>> Start Records supplied

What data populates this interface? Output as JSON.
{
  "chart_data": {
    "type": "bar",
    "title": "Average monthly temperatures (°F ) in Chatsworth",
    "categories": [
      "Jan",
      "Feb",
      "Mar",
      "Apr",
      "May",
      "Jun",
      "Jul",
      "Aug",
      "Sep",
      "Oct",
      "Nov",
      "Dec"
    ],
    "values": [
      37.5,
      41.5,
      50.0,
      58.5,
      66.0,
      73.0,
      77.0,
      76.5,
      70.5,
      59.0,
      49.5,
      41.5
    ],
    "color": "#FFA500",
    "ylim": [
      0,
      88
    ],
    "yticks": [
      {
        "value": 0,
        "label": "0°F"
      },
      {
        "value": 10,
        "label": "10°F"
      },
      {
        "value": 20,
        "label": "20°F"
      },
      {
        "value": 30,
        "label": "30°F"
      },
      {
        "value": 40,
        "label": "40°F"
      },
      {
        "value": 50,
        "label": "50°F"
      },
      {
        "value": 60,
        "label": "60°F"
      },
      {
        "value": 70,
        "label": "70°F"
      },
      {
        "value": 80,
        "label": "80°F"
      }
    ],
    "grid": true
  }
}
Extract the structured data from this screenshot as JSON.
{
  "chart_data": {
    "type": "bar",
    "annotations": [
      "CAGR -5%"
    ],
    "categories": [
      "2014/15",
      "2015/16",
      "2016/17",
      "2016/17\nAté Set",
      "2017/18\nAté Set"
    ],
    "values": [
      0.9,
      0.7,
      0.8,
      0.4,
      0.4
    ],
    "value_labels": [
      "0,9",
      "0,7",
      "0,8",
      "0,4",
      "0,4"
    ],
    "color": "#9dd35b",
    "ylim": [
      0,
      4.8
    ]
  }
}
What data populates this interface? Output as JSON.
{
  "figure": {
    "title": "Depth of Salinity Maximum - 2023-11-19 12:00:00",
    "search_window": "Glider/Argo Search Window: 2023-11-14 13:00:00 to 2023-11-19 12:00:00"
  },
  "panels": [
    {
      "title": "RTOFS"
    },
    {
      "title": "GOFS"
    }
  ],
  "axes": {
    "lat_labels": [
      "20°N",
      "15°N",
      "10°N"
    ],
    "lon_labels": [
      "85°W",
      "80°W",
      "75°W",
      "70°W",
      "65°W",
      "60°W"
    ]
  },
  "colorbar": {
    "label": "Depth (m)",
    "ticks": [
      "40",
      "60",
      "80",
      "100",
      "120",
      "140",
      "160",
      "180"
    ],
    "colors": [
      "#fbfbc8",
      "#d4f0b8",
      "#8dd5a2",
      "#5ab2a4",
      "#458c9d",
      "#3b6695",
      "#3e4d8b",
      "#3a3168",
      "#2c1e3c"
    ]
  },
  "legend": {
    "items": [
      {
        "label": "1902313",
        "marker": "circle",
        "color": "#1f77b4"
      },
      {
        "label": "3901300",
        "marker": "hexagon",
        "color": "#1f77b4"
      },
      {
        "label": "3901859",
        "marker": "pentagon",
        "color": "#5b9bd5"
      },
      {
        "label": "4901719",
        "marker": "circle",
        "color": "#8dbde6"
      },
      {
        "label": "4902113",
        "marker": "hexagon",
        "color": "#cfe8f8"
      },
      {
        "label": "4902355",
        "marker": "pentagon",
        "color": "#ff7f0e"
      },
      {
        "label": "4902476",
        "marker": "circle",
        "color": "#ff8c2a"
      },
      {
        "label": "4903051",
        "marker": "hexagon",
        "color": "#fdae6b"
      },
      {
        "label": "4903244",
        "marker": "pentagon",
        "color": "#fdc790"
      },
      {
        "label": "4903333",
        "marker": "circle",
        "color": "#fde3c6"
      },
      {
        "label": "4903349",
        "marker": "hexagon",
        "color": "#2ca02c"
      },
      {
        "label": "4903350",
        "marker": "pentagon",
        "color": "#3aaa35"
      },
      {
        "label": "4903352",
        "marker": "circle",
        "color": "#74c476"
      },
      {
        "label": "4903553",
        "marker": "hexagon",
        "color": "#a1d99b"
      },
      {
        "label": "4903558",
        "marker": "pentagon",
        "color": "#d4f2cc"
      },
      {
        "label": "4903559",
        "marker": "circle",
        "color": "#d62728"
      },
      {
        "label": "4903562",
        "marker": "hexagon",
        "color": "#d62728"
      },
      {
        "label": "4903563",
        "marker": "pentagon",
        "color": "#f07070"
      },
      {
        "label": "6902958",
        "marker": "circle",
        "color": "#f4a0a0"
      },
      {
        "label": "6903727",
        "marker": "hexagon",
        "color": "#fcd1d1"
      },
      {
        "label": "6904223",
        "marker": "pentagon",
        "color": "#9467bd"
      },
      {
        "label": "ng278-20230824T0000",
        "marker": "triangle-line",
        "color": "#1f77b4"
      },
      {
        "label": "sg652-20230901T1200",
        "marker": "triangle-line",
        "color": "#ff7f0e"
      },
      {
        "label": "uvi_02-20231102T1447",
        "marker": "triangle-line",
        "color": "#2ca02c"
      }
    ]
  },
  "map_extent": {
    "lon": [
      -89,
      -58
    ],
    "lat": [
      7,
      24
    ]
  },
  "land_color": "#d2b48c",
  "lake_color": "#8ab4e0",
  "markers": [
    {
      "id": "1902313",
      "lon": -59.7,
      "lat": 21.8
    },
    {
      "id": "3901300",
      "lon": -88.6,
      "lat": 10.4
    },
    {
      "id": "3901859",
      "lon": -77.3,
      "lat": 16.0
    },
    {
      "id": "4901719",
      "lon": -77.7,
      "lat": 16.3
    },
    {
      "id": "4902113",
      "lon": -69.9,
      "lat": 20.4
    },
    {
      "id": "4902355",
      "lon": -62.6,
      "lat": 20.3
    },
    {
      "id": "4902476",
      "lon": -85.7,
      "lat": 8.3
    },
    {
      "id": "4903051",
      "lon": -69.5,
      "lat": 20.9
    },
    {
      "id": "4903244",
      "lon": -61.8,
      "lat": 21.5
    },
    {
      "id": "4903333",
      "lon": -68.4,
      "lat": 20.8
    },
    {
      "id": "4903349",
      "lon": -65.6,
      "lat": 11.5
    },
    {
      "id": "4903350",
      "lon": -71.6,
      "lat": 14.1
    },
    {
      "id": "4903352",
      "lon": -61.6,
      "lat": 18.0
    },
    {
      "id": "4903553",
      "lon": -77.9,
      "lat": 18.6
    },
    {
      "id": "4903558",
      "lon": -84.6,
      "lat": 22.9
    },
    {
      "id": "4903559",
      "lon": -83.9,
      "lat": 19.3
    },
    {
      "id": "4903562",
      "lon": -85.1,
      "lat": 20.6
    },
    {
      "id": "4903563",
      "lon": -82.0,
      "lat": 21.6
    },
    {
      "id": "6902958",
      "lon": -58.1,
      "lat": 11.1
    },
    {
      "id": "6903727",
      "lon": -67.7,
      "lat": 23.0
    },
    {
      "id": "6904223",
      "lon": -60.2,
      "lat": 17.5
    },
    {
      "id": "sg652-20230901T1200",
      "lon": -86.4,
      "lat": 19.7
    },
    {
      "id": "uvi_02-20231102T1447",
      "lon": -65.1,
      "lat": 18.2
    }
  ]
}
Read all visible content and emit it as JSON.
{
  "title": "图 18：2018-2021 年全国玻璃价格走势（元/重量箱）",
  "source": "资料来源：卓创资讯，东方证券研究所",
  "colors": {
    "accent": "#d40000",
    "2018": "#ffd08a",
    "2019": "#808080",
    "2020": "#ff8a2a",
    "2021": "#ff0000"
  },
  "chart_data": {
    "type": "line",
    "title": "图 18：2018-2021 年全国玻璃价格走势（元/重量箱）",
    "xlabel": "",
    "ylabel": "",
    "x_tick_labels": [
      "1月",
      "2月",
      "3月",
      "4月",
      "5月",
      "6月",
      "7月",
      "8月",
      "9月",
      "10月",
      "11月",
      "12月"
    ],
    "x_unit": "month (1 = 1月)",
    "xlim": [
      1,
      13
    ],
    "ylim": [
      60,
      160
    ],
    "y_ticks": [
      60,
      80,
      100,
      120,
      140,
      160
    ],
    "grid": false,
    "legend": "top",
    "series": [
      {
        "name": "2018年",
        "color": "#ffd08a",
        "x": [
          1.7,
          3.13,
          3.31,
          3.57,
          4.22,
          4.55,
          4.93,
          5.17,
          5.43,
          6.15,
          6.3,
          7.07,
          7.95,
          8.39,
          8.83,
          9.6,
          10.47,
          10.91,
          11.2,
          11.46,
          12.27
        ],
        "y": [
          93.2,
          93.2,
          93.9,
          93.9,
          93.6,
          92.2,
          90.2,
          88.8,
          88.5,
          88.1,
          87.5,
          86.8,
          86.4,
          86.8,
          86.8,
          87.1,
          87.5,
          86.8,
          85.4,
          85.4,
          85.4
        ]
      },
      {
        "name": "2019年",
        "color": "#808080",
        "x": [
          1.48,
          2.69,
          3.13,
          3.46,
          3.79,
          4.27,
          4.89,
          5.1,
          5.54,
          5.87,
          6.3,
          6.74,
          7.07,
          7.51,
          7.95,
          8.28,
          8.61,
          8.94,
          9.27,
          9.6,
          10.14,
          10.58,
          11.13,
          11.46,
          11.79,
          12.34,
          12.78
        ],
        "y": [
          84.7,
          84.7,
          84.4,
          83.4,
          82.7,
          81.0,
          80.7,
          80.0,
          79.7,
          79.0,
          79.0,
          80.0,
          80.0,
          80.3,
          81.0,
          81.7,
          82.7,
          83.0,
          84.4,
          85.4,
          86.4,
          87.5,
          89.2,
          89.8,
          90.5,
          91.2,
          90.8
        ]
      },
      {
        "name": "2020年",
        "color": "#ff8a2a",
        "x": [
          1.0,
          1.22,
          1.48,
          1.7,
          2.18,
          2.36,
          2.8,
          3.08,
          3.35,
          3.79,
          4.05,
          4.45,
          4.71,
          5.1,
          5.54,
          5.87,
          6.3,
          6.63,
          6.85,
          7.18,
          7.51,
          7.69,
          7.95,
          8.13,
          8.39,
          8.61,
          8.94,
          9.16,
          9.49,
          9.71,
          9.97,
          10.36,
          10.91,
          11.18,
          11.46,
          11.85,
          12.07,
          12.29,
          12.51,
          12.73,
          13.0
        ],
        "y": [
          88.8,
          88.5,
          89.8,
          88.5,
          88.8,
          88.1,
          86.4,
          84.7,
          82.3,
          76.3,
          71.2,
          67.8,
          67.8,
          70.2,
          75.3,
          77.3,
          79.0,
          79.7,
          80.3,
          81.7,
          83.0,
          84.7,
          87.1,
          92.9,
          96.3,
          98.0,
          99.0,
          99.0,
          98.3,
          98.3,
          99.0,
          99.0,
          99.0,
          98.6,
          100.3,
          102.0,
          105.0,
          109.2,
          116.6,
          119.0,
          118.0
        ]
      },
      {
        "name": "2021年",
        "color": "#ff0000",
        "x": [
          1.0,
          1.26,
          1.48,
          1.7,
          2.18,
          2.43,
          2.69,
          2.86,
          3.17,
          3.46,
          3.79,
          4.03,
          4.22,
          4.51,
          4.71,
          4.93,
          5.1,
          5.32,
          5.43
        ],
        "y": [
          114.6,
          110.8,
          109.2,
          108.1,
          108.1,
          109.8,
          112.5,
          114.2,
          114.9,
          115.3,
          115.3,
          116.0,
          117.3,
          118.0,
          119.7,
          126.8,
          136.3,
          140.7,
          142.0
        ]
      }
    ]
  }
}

>> End Records supplied

What to work on:
Go through the records line by line and count those containing the string "JSON". Give only the total.

Full response:
4